Records that describe figures

** begin **

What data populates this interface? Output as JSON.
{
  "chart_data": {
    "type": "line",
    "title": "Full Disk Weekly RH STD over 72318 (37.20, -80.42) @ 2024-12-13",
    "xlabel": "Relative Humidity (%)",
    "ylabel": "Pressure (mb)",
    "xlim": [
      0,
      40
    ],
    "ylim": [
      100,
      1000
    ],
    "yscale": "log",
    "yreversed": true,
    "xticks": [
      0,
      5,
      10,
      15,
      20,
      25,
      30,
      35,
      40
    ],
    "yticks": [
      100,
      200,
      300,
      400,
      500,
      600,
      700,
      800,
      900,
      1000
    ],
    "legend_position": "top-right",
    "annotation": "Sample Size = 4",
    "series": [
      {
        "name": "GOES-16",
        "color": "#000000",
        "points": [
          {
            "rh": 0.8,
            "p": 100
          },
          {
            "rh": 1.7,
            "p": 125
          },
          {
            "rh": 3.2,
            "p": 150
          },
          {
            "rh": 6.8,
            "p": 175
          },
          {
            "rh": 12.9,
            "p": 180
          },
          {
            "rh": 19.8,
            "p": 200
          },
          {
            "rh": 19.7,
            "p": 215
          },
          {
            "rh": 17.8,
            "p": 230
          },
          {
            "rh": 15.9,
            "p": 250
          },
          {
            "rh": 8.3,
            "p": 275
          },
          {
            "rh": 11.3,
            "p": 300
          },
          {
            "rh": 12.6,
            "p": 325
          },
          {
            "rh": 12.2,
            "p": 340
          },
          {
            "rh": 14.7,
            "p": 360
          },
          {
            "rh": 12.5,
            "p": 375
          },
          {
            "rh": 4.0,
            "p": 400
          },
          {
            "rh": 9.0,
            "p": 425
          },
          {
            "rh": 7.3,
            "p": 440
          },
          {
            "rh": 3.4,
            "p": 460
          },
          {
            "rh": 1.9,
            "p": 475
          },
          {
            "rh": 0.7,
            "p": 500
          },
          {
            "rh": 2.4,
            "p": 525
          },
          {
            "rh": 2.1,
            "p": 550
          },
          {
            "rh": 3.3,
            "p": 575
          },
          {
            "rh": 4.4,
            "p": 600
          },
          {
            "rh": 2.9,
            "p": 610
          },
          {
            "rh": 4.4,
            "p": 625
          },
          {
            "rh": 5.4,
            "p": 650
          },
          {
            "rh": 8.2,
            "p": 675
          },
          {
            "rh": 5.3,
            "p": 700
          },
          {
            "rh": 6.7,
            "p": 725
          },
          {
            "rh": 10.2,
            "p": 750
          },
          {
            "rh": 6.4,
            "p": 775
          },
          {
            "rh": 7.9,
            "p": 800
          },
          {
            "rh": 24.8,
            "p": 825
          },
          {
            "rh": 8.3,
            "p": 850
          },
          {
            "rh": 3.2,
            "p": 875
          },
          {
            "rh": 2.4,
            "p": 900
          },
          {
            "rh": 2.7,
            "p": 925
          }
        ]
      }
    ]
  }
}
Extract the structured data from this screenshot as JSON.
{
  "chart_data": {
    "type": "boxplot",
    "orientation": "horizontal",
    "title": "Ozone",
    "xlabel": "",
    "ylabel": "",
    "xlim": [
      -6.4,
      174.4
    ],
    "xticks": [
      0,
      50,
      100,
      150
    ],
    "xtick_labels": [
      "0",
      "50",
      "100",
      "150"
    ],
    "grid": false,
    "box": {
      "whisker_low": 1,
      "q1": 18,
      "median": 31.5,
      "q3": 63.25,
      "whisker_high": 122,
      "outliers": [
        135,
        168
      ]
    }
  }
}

** end **

Pull out each line of the entries that contains "title".

    "title": "Full Disk Weekly RH STD over 72318 (37.20, -80.42) @ 2024-12-13",
    "title": "Ozone",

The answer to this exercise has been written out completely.